[AIM] List, from the lines below, each one with "actions" in it.

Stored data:
------------------------------

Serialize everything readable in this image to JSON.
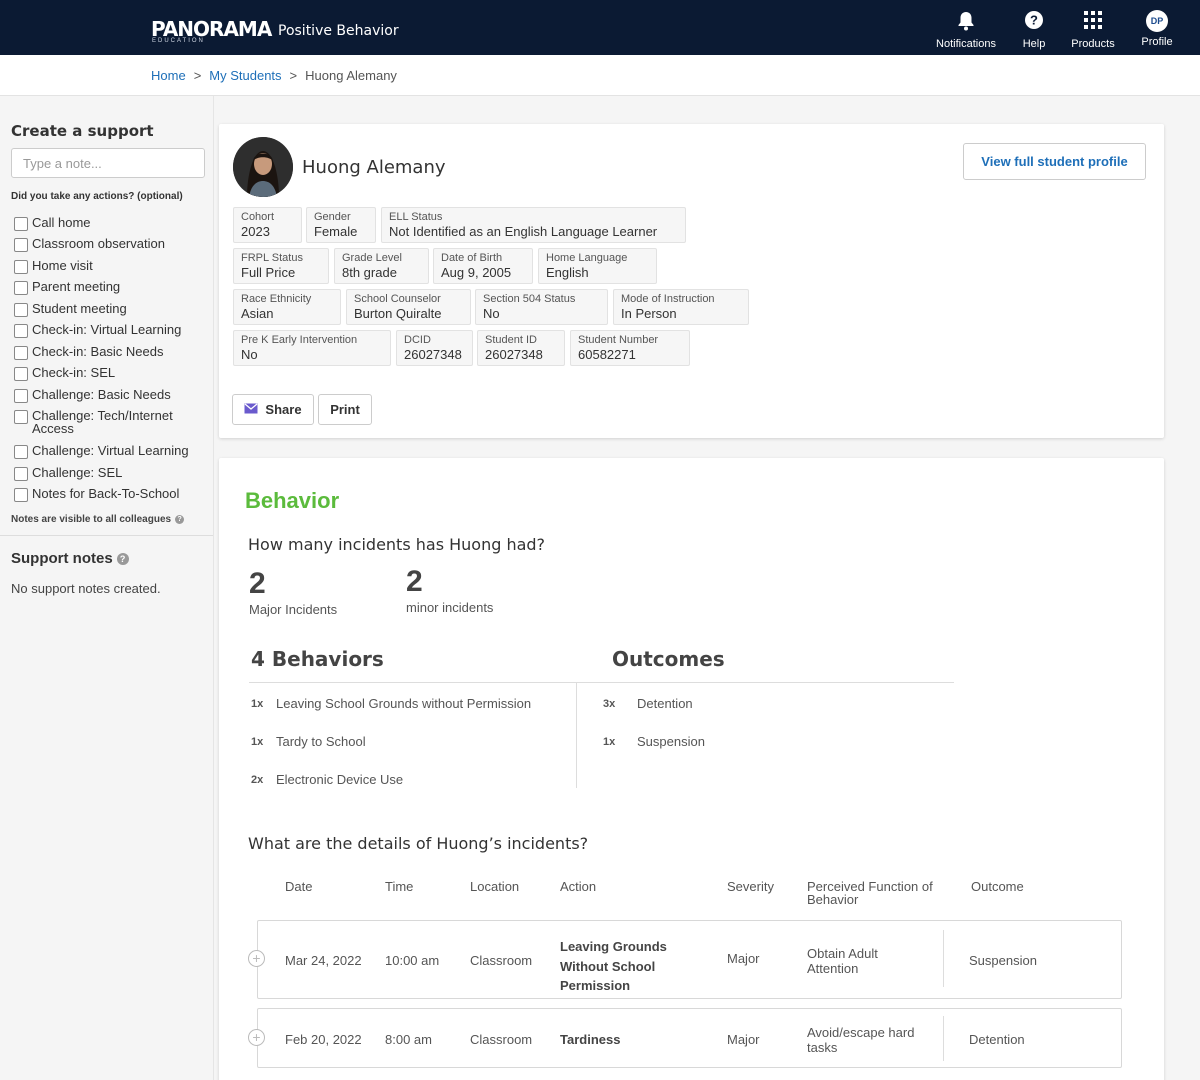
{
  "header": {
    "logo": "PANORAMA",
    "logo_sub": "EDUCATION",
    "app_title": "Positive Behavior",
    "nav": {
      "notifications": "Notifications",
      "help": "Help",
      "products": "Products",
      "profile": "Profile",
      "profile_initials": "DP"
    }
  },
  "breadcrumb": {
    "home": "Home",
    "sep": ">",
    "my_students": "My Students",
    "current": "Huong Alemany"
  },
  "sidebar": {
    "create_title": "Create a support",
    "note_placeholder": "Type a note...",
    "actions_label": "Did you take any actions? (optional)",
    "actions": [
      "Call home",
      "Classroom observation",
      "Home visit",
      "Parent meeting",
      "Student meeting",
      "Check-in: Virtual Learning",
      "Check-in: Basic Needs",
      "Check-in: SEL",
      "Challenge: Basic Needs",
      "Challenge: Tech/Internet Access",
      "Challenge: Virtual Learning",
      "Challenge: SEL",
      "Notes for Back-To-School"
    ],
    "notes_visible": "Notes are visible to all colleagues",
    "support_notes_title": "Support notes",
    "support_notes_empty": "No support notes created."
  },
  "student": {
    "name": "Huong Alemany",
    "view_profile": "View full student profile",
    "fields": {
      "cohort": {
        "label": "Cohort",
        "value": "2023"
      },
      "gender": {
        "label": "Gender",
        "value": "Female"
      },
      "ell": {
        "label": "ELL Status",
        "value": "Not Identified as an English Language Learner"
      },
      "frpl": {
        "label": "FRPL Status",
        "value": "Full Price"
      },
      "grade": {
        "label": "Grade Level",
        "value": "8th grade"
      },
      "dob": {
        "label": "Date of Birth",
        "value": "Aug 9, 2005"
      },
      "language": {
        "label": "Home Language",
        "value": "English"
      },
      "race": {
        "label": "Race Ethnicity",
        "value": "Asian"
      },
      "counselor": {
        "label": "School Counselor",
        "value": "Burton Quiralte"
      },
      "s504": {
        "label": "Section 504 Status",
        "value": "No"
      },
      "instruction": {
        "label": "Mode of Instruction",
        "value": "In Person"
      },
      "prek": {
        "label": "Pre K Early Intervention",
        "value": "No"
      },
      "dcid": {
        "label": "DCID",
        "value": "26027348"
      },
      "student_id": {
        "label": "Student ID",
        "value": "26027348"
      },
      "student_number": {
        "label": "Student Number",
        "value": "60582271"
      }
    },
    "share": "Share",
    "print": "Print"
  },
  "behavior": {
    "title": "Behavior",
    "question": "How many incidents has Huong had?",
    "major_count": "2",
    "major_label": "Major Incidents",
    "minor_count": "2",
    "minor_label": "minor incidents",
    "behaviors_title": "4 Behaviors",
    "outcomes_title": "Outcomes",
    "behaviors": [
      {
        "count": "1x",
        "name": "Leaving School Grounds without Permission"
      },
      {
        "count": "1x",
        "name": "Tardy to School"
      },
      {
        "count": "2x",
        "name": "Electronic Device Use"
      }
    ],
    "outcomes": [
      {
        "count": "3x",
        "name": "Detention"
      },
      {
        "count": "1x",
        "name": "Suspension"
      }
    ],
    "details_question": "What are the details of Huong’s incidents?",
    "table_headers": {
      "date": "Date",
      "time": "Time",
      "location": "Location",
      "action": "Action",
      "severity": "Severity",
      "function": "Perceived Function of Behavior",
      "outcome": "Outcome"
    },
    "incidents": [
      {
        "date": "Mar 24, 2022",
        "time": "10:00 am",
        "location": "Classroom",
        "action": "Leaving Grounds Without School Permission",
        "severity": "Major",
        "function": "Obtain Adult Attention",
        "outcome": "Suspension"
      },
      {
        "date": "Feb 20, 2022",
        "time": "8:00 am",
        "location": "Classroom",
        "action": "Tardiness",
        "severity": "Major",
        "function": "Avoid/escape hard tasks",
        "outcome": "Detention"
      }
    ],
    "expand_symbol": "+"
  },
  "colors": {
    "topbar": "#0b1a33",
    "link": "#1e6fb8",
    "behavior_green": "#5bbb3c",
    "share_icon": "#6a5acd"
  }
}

------------------------------

[CORRECT RESPONSE]
    "actions_label": "Did you take any actions? (optional)",
    "actions": [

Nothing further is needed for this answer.